Brief: The records below need retyping in full; give them again exactly.

::: Rows

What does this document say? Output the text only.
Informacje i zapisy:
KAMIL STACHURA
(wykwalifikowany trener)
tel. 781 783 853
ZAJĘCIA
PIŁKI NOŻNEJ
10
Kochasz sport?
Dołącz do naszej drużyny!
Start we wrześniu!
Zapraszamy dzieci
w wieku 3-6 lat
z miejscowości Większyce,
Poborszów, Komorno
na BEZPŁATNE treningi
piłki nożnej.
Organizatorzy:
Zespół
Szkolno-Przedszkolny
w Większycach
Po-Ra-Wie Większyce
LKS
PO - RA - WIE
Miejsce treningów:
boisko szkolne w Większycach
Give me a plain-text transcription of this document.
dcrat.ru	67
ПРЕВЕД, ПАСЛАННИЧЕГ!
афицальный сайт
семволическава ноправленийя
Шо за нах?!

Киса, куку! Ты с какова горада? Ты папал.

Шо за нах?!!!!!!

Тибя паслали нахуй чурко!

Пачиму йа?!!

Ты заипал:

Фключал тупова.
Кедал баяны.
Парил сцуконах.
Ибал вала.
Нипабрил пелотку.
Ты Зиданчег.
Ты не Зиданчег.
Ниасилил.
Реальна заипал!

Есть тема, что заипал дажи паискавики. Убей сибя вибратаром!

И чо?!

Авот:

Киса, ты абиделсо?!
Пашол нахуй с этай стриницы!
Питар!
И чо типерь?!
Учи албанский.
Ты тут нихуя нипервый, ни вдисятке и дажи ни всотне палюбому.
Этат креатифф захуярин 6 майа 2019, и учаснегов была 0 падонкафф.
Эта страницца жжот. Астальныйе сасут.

::::::

Completed exercise:
What does this document say? Output the text only.
Informacje i zapisy:
KAMIL STACHURA
(wykwalifikowany trener)
tel. 781 783 853
ZAJĘCIA
PIŁKI NOŻNEJ
10
Kochasz sport?
Dołącz do naszej drużyny!
Start we wrześniu!
Zapraszamy dzieci
w wieku 3-6 lat
z miejscowości Większyce,
Poborszów, Komorno
na BEZPŁATNE treningi
piłki nożnej.
Organizatorzy:
Zespół
Szkolno-Przedszkolny
w Większycach
Po-Ra-Wie Większyce
LKS
PO - RA - WIE
Miejsce treningów:
boisko szkolne w Większycach
Give me a plain-text transcription of this document.
dcrat.ru	67
ПРЕВЕД, ПАСЛАННИЧЕГ!
афицальный сайт
семволическава ноправленийя
Шо за нах?!

Киса, куку! Ты с какова горада? Ты папал.

Шо за нах?!!!!!!

Тибя паслали нахуй чурко!

Пачиму йа?!!

Ты заипал:

Фключал тупова.
Кедал баяны.
Парил сцуконах.
Ибал вала.
Нипабрил пелотку.
Ты Зиданчег.
Ты не Зиданчег.
Ниасилил.
Реальна заипал!

Есть тема, что заипал дажи паискавики. Убей сибя вибратаром!

И чо?!

Авот:

Киса, ты абиделсо?!
Пашол нахуй с этай стриницы!
Питар!
И чо типерь?!
Учи албанский.
Ты тут нихуя нипервый, ни вдисятке и дажи ни всотне палюбому.
Этат креатифф захуярин 6 майа 2019, и учаснегов была 0 падонкафф.
Эта страницца жжот. Астальныйе сасут.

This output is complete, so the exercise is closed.